**PROMPT:** Nothing may be dropped or altered: reproduce all the data.

**Dataset records:**
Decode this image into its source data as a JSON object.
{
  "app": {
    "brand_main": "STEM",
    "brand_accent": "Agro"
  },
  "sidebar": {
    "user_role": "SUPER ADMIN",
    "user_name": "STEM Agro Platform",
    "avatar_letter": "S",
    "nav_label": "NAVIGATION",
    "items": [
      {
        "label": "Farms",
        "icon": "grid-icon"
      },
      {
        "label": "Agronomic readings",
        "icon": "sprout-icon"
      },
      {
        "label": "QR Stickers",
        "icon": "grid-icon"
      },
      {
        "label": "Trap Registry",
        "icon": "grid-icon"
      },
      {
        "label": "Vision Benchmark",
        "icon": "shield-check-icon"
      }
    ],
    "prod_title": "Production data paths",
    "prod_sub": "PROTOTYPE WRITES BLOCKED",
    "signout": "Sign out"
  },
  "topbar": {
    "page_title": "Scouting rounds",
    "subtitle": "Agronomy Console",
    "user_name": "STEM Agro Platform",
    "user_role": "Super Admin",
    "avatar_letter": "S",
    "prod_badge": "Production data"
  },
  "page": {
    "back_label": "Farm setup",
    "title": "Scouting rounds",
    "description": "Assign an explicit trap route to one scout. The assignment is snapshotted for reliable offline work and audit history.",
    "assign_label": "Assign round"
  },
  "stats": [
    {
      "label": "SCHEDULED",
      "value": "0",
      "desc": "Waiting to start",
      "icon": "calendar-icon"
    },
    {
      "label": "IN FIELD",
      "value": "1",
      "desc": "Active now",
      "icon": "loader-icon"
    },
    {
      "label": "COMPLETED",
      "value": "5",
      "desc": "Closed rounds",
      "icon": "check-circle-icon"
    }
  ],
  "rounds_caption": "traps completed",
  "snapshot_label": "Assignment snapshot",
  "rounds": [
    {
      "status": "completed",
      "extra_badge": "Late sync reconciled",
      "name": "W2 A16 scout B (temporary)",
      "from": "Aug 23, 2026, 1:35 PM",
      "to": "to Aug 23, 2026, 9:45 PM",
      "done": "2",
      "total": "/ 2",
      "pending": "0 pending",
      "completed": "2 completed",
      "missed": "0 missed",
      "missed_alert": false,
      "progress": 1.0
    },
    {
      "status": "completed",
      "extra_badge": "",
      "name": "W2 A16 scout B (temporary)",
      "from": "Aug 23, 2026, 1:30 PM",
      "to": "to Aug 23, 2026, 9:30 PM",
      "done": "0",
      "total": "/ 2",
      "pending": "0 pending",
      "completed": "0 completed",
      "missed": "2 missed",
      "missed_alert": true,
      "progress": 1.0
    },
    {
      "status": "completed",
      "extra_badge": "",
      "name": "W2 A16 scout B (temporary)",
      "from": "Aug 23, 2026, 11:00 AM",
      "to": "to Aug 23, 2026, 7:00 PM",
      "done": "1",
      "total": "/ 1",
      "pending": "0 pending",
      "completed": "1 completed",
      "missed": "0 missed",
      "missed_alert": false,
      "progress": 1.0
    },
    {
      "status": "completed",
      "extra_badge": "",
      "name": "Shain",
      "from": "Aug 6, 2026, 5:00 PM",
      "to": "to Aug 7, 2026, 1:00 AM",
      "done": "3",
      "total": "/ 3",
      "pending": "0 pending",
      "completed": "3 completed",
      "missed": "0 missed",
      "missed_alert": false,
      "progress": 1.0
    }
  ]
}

**RESULT FOR THIS EXERCISE:**
Decode this image into its source data as a JSON object.
{
  "app": {
    "brand_main": "STEM",
    "brand_accent": "Agro"
  },
  "sidebar": {
    "user_role": "SUPER ADMIN",
    "user_name": "STEM Agro Platform",
    "avatar_letter": "S",
    "nav_label": "NAVIGATION",
    "items": [
      {
        "label": "Farms",
        "icon": "grid-icon"
      },
      {
        "label": "Agronomic readings",
        "icon": "sprout-icon"
      },
      {
        "label": "QR Stickers",
        "icon": "grid-icon"
      },
      {
        "label": "Trap Registry",
        "icon": "grid-icon"
      },
      {
        "label": "Vision Benchmark",
        "icon": "shield-check-icon"
      }
    ],
    "prod_title": "Production data paths",
    "prod_sub": "PROTOTYPE WRITES BLOCKED",
    "signout": "Sign out"
  },
  "topbar": {
    "page_title": "Scouting rounds",
    "subtitle": "Agronomy Console",
    "user_name": "STEM Agro Platform",
    "user_role": "Super Admin",
    "avatar_letter": "S",
    "prod_badge": "Production data"
  },
  "page": {
    "back_label": "Farm setup",
    "title": "Scouting rounds",
    "description": "Assign an explicit trap route to one scout. The assignment is snapshotted for reliable offline work and audit history.",
    "assign_label": "Assign round"
  },
  "stats": [
    {
      "label": "SCHEDULED",
      "value": "0",
      "desc": "Waiting to start",
      "icon": "calendar-icon"
    },
    {
      "label": "IN FIELD",
      "value": "1",
      "desc": "Active now",
      "icon": "loader-icon"
    },
    {
      "label": "COMPLETED",
      "value": "5",
      "desc": "Closed rounds",
      "icon": "check-circle-icon"
    }
  ],
  "rounds_caption": "traps completed",
  "snapshot_label": "Assignment snapshot",
  "rounds": [
    {
      "status": "completed",
      "extra_badge": "Late sync reconciled",
      "name": "W2 A16 scout B (temporary)",
      "from": "Aug 23, 2026, 1:35 PM",
      "to": "to Aug 23, 2026, 9:45 PM",
      "done": "2",
      "total": "/ 2",
      "pending": "0 pending",
      "completed": "2 completed",
      "missed": "0 missed",
      "missed_alert": false,
      "progress": 1.0
    },
    {
      "status": "completed",
      "extra_badge": "",
      "name": "W2 A16 scout B (temporary)",
      "from": "Aug 23, 2026, 1:30 PM",
      "to": "to Aug 23, 2026, 9:30 PM",
      "done": "0",
      "total": "/ 2",
      "pending": "0 pending",
      "completed": "0 completed",
      "missed": "2 missed",
      "missed_alert": true,
      "progress": 1.0
    },
    {
      "status": "completed",
      "extra_badge": "",
      "name": "W2 A16 scout B (temporary)",
      "from": "Aug 23, 2026, 11:00 AM",
      "to": "to Aug 23, 2026, 7:00 PM",
      "done": "1",
      "total": "/ 1",
      "pending": "0 pending",
      "completed": "1 completed",
      "missed": "0 missed",
      "missed_alert": false,
      "progress": 1.0
    },
    {
      "status": "completed",
      "extra_badge": "",
      "name": "Shain",
      "from": "Aug 6, 2026, 5:00 PM",
      "to": "to Aug 7, 2026, 1:00 AM",
      "done": "3",
      "total": "/ 3",
      "pending": "0 pending",
      "completed": "3 completed",
      "missed": "0 missed",
      "missed_alert": false,
      "progress": 1.0
    }
  ]
}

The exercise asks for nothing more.